**Exercise task**
All lines in the data bearing the string "collection" should be identified and copied.

**Material provided**
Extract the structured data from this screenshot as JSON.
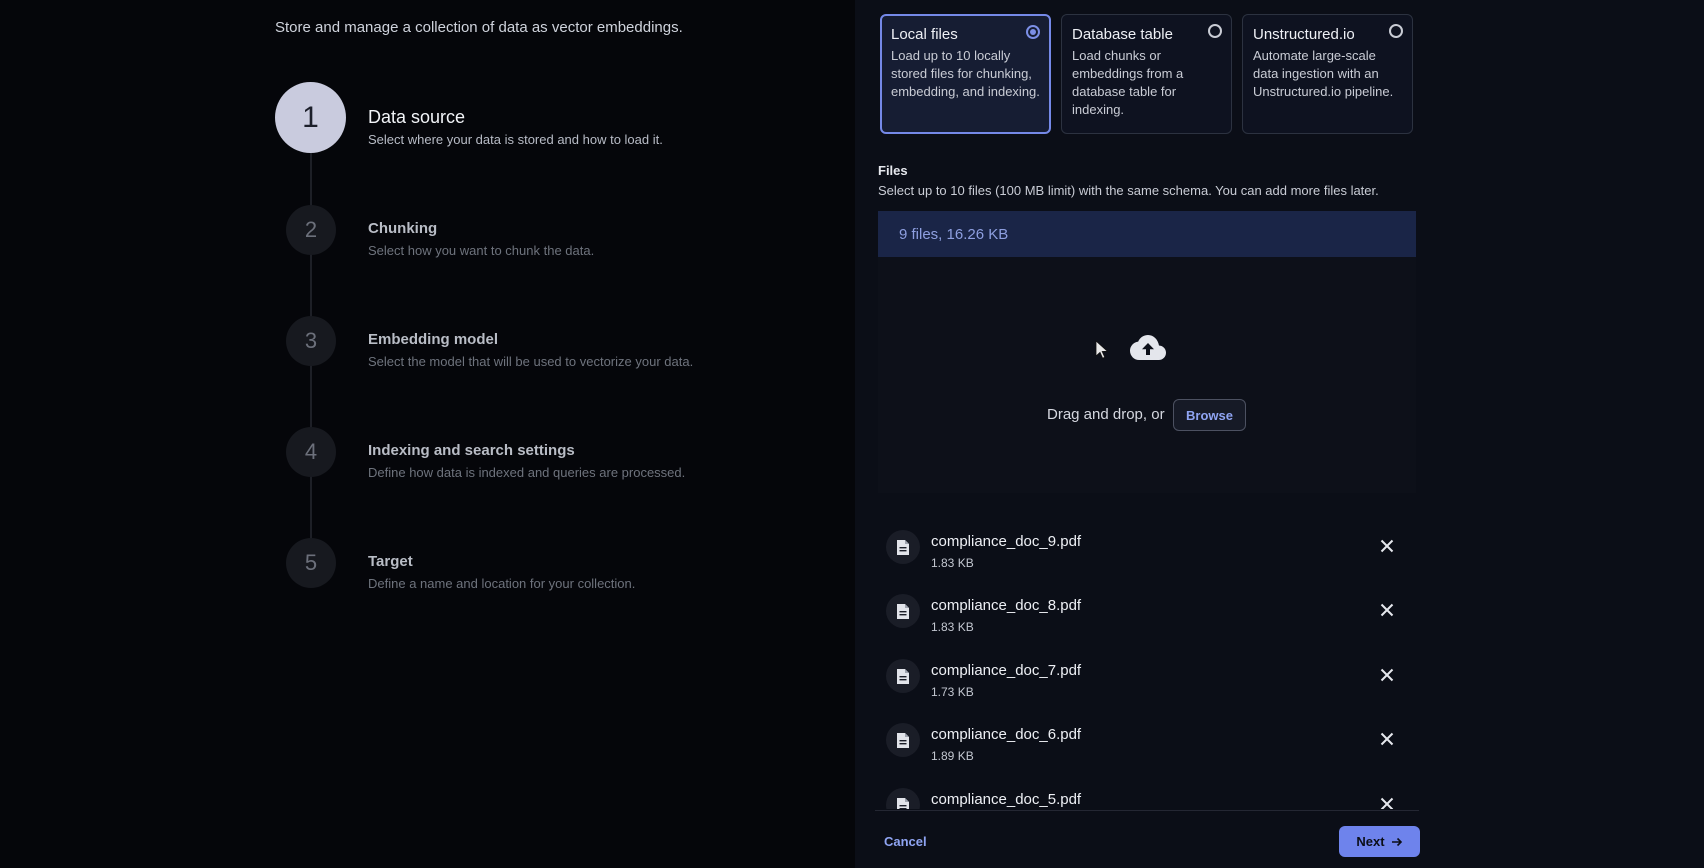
{
  "intro": "Store and manage a collection of data as vector embeddings.",
  "steps": [
    {
      "number": "1",
      "title": "Data source",
      "description": "Select where your data is stored and how to load it."
    },
    {
      "number": "2",
      "title": "Chunking",
      "description": "Select how you want to chunk the data."
    },
    {
      "number": "3",
      "title": "Embedding model",
      "description": "Select the model that will be used to vectorize your data."
    },
    {
      "number": "4",
      "title": "Indexing and search settings",
      "description": "Define how data is indexed and queries are processed."
    },
    {
      "number": "5",
      "title": "Target",
      "description": "Define a name and location for your collection."
    }
  ],
  "source_options": [
    {
      "title": "Local files",
      "description": "Load up to 10 locally stored files for chunking, embedding, and indexing.",
      "selected": true
    },
    {
      "title": "Database table",
      "description": "Load chunks or embeddings from a database table for indexing.",
      "selected": false
    },
    {
      "title": "Unstructured.io",
      "description": "Automate large-scale data ingestion with an Unstructured.io pipeline.",
      "selected": false
    }
  ],
  "files_section": {
    "label": "Files",
    "help": "Select up to 10 files (100 MB limit) with the same schema. You can add more files later.",
    "summary": "9 files, 16.26 KB"
  },
  "dropzone": {
    "text": "Drag and drop, or",
    "browse_label": "Browse",
    "icon": "cloud-upload-icon"
  },
  "files": [
    {
      "name": "compliance_doc_9.pdf",
      "size": "1.83 KB"
    },
    {
      "name": "compliance_doc_8.pdf",
      "size": "1.83 KB"
    },
    {
      "name": "compliance_doc_7.pdf",
      "size": "1.73 KB"
    },
    {
      "name": "compliance_doc_6.pdf",
      "size": "1.89 KB"
    },
    {
      "name": "compliance_doc_5.pdf",
      "size": ""
    }
  ],
  "footer": {
    "cancel_label": "Cancel",
    "next_label": "Next"
  },
  "colors": {
    "accent": "#6e83ec",
    "selected_border": "#7589e8",
    "summary_bg": "#1a2547",
    "background": "#05060a",
    "panel": "#0b0e17"
  }
}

**Exercise solution**
  "intro": "Store and manage a collection of data as vector embeddings.",
      "description": "Define a name and location for your collection."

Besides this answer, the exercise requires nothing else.